* _Task directions_:
Return all lines that include the string "name".

* Start Materials provided *

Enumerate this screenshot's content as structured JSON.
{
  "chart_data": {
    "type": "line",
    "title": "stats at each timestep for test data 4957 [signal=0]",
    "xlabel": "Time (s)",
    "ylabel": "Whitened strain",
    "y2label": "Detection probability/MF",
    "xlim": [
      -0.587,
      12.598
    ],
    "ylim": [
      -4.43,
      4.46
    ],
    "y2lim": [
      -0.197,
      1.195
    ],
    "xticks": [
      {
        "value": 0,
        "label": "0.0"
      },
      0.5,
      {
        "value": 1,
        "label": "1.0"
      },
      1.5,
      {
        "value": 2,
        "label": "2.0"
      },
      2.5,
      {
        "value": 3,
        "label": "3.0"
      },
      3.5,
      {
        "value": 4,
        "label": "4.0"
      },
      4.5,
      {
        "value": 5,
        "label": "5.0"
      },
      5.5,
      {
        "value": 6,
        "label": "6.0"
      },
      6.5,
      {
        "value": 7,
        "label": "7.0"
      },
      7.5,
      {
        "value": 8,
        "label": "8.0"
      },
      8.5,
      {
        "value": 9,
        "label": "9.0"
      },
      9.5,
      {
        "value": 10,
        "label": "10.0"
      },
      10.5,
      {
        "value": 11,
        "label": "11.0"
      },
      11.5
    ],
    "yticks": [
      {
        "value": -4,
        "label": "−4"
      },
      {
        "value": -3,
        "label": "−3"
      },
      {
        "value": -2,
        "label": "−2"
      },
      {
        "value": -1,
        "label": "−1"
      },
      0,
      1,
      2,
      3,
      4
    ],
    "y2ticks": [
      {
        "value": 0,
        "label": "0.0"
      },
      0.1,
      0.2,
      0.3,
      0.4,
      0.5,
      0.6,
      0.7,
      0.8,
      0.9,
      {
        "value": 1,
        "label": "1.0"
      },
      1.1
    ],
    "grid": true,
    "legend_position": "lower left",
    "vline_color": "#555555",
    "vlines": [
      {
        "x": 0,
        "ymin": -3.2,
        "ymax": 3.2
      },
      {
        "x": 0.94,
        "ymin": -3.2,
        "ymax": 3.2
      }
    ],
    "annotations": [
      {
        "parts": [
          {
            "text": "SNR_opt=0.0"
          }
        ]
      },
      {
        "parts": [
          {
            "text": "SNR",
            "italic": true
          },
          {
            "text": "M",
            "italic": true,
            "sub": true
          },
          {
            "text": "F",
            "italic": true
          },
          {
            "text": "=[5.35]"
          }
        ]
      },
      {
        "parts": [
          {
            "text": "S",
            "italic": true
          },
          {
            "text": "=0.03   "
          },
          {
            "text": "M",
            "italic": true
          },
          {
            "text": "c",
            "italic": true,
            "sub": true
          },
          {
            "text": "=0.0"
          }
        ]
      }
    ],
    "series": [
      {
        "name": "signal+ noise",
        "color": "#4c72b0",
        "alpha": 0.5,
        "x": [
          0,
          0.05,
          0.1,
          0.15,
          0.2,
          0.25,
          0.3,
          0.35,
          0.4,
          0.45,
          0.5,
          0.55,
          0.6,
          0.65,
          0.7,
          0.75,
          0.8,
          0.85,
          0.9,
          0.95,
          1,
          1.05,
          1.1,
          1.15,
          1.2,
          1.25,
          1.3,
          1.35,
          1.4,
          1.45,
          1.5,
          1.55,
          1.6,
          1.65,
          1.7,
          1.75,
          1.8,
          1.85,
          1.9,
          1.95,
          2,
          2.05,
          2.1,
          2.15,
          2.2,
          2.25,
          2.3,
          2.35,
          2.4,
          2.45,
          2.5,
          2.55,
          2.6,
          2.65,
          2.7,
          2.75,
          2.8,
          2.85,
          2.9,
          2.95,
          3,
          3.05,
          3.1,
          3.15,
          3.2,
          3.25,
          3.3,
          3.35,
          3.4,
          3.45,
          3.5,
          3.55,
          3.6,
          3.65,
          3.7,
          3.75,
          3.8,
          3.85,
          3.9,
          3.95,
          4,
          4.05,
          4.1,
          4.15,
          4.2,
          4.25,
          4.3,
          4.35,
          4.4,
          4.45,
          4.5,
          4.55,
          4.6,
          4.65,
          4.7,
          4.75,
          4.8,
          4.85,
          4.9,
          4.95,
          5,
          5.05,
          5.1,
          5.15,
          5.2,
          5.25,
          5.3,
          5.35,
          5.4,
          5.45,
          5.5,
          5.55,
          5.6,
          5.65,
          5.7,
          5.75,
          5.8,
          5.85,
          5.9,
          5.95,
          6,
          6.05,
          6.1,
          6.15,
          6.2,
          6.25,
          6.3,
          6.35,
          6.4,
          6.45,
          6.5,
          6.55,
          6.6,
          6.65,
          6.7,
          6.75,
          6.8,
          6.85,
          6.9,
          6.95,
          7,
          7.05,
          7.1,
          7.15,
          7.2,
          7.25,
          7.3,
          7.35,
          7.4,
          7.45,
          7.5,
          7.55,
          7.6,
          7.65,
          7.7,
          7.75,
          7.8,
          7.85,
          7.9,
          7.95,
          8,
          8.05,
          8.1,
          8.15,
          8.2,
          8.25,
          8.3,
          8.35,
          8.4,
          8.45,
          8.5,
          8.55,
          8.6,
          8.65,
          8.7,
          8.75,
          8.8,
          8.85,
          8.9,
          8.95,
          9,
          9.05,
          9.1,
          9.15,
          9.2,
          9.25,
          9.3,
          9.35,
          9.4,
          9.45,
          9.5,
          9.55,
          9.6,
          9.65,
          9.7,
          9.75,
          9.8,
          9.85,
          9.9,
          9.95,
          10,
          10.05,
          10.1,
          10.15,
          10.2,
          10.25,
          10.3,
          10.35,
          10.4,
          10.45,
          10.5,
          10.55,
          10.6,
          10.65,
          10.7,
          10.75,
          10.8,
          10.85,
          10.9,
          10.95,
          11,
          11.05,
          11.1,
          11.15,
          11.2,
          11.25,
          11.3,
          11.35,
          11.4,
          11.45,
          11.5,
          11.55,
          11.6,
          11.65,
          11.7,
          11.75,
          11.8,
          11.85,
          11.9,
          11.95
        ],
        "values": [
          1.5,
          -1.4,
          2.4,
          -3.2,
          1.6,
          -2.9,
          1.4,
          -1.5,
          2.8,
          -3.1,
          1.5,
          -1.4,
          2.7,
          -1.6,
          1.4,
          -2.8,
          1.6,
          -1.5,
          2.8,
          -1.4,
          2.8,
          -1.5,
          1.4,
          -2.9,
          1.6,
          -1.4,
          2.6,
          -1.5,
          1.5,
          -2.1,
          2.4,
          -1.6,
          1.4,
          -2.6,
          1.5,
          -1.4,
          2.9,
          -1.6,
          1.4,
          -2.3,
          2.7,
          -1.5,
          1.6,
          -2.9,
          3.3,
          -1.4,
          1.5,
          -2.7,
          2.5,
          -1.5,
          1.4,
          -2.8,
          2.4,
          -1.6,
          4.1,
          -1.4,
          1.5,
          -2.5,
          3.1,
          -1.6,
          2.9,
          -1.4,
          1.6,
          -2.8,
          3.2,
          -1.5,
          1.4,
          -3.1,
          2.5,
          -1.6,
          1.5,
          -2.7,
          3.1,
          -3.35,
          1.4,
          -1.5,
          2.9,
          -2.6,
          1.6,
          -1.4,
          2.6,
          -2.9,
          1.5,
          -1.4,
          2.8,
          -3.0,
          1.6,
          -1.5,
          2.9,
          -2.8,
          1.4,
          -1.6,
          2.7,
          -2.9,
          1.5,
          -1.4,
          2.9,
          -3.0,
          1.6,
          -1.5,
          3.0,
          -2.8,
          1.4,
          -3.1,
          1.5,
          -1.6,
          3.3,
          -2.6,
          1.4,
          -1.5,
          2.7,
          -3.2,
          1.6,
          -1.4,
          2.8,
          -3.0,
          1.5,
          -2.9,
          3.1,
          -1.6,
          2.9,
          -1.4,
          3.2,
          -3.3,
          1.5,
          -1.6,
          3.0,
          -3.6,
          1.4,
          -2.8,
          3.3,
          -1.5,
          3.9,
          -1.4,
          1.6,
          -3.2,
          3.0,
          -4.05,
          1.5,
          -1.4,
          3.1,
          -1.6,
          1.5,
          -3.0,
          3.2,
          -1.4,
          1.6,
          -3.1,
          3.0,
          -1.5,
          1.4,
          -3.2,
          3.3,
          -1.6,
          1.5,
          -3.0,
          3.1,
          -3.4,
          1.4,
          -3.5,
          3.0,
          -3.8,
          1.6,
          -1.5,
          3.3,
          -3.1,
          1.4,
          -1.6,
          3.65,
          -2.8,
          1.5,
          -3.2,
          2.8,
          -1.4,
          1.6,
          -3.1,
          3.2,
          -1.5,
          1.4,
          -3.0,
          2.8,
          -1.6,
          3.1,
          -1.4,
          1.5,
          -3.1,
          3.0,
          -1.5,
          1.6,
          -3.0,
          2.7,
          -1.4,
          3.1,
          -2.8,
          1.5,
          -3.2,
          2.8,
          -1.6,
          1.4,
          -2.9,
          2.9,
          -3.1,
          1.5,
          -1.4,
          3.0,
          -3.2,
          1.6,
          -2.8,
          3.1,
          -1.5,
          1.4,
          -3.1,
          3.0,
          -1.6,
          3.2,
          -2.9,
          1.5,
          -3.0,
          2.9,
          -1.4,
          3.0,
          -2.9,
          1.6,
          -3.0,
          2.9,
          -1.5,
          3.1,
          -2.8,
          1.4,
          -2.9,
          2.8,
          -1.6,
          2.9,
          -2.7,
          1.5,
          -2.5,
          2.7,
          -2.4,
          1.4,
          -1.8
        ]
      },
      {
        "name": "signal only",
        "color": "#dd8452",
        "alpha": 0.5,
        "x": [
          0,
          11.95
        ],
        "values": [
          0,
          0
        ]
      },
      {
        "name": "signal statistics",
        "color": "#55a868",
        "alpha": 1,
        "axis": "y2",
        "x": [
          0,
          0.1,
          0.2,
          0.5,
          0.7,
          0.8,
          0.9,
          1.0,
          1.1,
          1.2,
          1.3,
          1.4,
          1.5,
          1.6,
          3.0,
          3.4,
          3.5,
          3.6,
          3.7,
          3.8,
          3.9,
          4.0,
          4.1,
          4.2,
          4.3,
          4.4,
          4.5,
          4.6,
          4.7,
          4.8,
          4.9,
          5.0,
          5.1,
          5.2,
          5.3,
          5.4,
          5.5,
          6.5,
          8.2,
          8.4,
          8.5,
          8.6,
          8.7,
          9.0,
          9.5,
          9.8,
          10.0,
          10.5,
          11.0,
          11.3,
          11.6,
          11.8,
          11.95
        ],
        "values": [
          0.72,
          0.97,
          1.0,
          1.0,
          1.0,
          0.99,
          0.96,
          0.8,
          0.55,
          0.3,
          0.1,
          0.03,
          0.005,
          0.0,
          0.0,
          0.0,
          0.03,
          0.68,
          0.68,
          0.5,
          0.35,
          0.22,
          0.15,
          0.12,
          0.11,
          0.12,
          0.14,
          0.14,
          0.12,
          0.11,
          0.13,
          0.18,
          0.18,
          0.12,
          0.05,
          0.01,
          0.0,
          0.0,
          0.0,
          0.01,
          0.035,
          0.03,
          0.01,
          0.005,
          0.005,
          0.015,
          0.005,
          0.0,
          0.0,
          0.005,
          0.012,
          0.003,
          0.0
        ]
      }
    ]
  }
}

* End Materials provided *

* _Answer for the task_:
        "name": "signal+ noise",
        "name": "signal only",
        "name": "signal statistics",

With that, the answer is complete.